Leave out the pictures and transcribe everything else exactly.

Stored data
[BEGIN]

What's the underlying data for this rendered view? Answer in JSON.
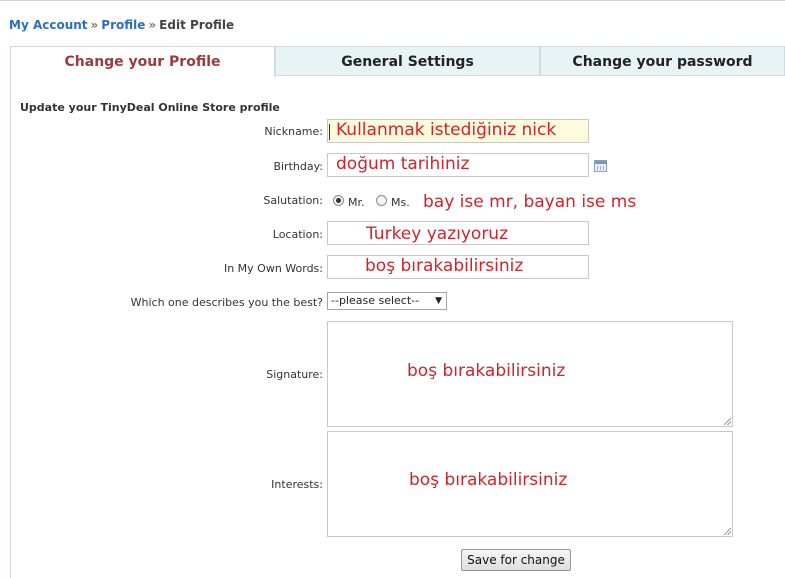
{
  "breadcrumb": {
    "items": [
      "My Account",
      "Profile",
      "Edit Profile"
    ],
    "separator": "»"
  },
  "tabs": [
    {
      "label": "Change your Profile",
      "active": true
    },
    {
      "label": "General Settings",
      "active": false
    },
    {
      "label": "Change your password",
      "active": false
    }
  ],
  "form": {
    "heading": "Update your TinyDeal Online Store profile",
    "nickname": {
      "label": "Nickname:",
      "annotation": "Kullanmak istediğiniz nick"
    },
    "birthday": {
      "label": "Birthday:",
      "annotation": "doğum tarihiniz"
    },
    "salutation": {
      "label": "Salutation:",
      "options": [
        "Mr.",
        "Ms."
      ],
      "selected": "Mr.",
      "annotation": "bay ise mr, bayan ise ms"
    },
    "location": {
      "label": "Location:",
      "annotation": "Turkey yazıyoruz"
    },
    "own_words": {
      "label": "In My Own Words:",
      "annotation": "boş bırakabilirsiniz"
    },
    "describes": {
      "label": "Which one describes you the best?",
      "selected": "--please select--"
    },
    "signature": {
      "label": "Signature:",
      "annotation": "boş bırakabilirsiniz"
    },
    "interests": {
      "label": "Interests:",
      "annotation": "boş bırakabilirsiniz"
    },
    "save_label": "Save for change"
  },
  "colors": {
    "link": "#2c6fb8",
    "active_tab": "#9b3b3b",
    "annotation": "#d0232c",
    "tab_bg": "#e8f3f6"
  }
}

[END]

Solution
What's the underlying data for this rendered view? Answer in JSON.
{
  "breadcrumb": {
    "items": [
      "My Account",
      "Profile",
      "Edit Profile"
    ],
    "separator": "»"
  },
  "tabs": [
    {
      "label": "Change your Profile",
      "active": true
    },
    {
      "label": "General Settings",
      "active": false
    },
    {
      "label": "Change your password",
      "active": false
    }
  ],
  "form": {
    "heading": "Update your TinyDeal Online Store profile",
    "nickname": {
      "label": "Nickname:",
      "annotation": "Kullanmak istediğiniz nick"
    },
    "birthday": {
      "label": "Birthday:",
      "annotation": "doğum tarihiniz"
    },
    "salutation": {
      "label": "Salutation:",
      "options": [
        "Mr.",
        "Ms."
      ],
      "selected": "Mr.",
      "annotation": "bay ise mr, bayan ise ms"
    },
    "location": {
      "label": "Location:",
      "annotation": "Turkey yazıyoruz"
    },
    "own_words": {
      "label": "In My Own Words:",
      "annotation": "boş bırakabilirsiniz"
    },
    "describes": {
      "label": "Which one describes you the best?",
      "selected": "--please select--"
    },
    "signature": {
      "label": "Signature:",
      "annotation": "boş bırakabilirsiniz"
    },
    "interests": {
      "label": "Interests:",
      "annotation": "boş bırakabilirsiniz"
    },
    "save_label": "Save for change"
  },
  "colors": {
    "link": "#2c6fb8",
    "active_tab": "#9b3b3b",
    "annotation": "#d0232c",
    "tab_bg": "#e8f3f6"
  }
}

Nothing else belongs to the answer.